■ Consigne
Recopiez sans rien modifier le passage du texte sur le site Mirotvorec qui va de « L’information qui est » à « Tallinn 10132, Estonie. ».

Un site internet ukrainien controversé disséminant des informations personnelles relatives aux « ennemis de l’État » serait géré depuis Tallinn par l’unité de cyberdéfense de l’OTAN. Face au scandale, le site est passé hors ligne ce samedi.
Il a été révélé que le Centre conjoint d’excellence de cyberdéfense de l’OTAN [?CD-COE] fournissait un soutien à Mirotvorec, un site Internet opéré par des nationalistes ukrainiens avec une base de données sur « les ennemis de l’État ».
L’information qui est disponible sur DomainTools, « leader du nom de domaine, DNS, du renseignement open source sur les cyber menaces et des produits et données à l’attention des experts en cybercriminalité » est décisive : le déclarant du site Mirotvotec s’avère être « OTAN ?CD-COE » et son employé, Oksana Tinko, réside apparemment à Tallinn, capitale de l’Estonie. L’adresse du déclarant coïncide avec l’adresse du ?CD-COE : Filtri tee 12, Tallinn 10132, Estonie.
En mars 2014, on a rapporté dans les médias que 16 employés de CCD-COE ont été détachés à Kiev pour fournir un soutien à l’Ukraine en matière de cyber-sécurité.

Enregistrements de données
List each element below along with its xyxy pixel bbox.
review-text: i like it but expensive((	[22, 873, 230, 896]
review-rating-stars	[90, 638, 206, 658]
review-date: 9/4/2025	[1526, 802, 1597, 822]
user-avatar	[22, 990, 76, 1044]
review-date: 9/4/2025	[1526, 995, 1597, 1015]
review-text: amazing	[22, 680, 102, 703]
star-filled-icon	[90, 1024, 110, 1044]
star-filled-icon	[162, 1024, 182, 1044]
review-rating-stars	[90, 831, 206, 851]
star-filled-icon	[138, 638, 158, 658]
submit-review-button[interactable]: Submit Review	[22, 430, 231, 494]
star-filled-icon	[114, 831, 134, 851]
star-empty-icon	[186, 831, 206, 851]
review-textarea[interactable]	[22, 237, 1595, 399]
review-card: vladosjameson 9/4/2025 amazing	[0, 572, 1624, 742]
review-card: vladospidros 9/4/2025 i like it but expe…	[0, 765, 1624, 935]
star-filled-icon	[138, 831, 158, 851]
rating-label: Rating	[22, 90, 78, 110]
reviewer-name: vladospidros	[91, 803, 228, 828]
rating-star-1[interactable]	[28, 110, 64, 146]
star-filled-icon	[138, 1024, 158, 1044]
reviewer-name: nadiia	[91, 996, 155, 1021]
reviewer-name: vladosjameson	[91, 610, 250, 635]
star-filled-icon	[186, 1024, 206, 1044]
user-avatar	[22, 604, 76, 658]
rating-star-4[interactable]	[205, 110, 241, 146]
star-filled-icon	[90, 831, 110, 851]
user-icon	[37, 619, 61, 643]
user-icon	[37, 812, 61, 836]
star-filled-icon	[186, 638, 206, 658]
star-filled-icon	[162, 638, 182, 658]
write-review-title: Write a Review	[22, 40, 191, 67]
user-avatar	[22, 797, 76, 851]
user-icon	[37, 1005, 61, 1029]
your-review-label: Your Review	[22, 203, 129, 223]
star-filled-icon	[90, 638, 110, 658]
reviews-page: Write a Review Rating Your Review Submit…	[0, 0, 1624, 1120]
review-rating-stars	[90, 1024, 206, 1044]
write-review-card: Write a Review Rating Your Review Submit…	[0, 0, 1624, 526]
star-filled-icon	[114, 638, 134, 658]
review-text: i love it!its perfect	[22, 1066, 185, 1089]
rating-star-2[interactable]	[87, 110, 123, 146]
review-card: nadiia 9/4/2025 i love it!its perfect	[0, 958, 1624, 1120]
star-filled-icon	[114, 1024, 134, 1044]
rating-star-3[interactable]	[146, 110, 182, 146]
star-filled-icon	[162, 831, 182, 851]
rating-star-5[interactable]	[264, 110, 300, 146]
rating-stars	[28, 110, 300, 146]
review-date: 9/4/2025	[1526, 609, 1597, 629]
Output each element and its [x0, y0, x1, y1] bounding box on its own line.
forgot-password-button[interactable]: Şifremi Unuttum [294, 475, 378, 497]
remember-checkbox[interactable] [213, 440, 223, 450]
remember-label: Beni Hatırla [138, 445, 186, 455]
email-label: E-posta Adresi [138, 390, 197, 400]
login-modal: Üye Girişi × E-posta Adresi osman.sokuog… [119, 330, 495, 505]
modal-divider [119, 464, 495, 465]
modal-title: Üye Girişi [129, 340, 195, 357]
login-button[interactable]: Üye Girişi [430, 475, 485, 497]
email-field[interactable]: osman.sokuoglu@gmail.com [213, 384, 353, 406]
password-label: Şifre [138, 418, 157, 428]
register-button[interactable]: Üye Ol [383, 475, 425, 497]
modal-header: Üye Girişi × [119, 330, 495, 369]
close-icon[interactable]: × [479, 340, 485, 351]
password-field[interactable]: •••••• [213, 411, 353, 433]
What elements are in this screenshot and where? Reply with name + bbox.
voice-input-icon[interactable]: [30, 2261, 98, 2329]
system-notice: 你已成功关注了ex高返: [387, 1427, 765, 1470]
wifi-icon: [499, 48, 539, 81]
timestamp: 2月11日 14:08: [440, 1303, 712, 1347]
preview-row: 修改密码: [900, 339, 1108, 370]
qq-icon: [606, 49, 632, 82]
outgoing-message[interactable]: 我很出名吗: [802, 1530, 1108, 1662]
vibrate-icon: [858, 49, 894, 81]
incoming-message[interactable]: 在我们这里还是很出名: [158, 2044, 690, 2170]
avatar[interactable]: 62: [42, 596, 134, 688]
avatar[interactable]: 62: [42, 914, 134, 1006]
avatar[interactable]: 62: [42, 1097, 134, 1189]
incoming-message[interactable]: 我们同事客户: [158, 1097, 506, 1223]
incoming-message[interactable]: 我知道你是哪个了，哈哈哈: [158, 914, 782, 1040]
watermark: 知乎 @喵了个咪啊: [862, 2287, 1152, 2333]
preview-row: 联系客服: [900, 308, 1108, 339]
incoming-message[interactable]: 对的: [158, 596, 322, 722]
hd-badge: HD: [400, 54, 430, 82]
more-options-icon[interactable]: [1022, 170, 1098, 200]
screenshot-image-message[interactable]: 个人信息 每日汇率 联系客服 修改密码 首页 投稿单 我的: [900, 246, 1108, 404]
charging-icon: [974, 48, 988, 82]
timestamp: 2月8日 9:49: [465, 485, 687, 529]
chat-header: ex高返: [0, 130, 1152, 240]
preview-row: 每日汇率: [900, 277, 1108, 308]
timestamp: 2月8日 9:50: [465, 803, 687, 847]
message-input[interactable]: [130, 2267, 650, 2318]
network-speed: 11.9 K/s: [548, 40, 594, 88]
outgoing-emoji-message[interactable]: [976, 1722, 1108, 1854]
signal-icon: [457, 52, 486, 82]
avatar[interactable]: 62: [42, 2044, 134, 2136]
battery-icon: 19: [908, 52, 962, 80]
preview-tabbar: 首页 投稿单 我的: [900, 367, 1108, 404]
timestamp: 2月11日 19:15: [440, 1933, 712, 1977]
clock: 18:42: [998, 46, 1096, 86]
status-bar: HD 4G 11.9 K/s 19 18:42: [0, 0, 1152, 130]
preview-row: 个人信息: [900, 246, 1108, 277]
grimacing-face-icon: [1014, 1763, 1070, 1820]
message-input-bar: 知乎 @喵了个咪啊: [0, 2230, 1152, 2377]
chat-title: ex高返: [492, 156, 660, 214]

■ Corrigé
L’information qui est disponible sur DomainTools, « leader du nom de domaine, DNS, du renseignement open source sur les cyber menaces et des produits et données à l’attention des experts en cybercriminalité » est décisive : le déclarant du site Mirotvotec s’avère être « OTAN ?CD-COE » et son employé, Oksana Tinko, réside apparemment à Tallinn, capitale de l’Estonie. L’adresse du déclarant coïncide avec l’adresse du ?CD-COE : Filtri tee 12, Tallinn 10132, Estonie.